##### EXERCISE DATA

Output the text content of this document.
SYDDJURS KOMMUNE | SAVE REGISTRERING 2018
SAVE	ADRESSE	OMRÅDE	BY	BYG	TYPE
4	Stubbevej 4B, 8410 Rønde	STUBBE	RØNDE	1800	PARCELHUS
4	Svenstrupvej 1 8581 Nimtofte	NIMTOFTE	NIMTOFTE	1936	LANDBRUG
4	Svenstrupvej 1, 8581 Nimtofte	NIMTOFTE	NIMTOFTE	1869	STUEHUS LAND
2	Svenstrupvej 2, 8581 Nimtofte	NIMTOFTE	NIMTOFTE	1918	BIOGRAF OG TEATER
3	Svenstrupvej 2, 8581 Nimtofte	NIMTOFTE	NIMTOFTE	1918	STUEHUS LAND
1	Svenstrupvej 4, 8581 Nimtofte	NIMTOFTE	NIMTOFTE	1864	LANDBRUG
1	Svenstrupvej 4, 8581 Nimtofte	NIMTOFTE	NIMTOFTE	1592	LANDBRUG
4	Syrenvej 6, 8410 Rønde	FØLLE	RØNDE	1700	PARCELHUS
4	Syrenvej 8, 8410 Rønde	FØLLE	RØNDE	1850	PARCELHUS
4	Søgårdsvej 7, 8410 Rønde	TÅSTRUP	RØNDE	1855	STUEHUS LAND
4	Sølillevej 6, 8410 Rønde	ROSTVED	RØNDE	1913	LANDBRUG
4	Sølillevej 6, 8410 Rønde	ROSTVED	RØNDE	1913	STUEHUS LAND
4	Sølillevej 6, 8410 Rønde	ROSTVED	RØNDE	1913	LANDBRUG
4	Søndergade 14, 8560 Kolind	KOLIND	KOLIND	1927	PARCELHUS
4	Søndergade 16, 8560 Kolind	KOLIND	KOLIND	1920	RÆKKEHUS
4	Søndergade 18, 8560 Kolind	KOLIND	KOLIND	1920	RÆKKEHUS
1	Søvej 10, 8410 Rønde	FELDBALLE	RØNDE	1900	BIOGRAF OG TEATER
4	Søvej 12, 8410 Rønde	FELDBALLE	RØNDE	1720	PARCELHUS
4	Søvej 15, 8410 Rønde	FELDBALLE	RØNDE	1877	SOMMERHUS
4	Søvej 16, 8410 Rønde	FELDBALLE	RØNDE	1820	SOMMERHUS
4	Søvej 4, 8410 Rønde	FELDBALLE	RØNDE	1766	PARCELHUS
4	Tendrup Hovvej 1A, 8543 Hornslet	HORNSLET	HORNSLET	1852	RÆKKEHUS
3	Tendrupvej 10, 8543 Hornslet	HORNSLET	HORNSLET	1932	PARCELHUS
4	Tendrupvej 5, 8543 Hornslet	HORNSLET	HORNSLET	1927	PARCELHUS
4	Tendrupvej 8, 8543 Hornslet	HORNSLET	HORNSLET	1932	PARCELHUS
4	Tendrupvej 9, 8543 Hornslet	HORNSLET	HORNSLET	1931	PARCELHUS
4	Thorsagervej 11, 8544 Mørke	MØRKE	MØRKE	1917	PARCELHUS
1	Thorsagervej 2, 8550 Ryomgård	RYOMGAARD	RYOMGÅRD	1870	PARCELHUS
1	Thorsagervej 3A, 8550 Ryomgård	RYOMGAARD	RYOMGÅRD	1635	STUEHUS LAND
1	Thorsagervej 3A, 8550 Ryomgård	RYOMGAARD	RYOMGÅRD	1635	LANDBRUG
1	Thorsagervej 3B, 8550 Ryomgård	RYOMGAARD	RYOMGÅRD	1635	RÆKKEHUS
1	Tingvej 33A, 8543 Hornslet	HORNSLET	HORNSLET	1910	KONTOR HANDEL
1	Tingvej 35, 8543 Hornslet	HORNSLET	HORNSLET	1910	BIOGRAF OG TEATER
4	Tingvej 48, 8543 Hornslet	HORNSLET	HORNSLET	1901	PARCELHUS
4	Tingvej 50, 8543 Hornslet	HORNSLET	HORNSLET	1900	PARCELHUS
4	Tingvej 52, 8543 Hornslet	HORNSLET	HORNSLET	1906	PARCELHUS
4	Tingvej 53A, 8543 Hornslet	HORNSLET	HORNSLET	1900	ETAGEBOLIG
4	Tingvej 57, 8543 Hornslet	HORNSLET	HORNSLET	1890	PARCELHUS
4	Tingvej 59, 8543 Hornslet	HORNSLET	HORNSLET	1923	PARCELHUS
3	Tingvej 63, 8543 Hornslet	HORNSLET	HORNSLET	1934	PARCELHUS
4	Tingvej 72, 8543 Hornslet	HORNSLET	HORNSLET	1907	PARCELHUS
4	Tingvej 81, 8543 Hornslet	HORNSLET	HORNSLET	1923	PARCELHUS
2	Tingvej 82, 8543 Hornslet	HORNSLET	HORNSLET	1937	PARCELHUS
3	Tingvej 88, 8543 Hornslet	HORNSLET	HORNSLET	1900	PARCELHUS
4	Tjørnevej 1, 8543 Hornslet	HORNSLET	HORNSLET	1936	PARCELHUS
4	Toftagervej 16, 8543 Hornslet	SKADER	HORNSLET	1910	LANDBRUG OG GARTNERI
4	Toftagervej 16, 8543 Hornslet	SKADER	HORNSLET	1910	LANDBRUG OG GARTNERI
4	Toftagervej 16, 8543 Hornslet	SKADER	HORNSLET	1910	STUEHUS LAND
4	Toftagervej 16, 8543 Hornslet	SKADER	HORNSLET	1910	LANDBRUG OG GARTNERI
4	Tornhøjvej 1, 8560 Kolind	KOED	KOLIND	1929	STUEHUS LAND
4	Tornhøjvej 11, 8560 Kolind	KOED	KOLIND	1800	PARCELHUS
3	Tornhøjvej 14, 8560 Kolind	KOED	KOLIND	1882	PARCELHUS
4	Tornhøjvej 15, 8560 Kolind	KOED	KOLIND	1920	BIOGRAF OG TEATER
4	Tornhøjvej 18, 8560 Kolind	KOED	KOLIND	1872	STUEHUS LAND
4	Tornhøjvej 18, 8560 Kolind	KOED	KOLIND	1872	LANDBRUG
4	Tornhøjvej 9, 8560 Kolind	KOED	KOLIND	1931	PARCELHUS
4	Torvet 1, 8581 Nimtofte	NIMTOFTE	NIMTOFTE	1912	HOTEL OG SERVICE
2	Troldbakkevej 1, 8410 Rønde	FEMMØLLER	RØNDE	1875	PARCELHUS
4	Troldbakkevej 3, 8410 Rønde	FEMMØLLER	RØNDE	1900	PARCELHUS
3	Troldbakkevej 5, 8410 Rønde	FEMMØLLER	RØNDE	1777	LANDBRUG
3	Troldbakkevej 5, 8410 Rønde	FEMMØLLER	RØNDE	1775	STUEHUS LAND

##########

WHAT YOU ARE ASKED TO DO: Find the string "SAVE" in the records, then copy each line where it occurs.

FULL OUTPUT:
SYDDJURS KOMMUNE | SAVE REGISTRERING 2018
SAVE	ADRESSE	OMRÅDE	BY	BYG	TYPE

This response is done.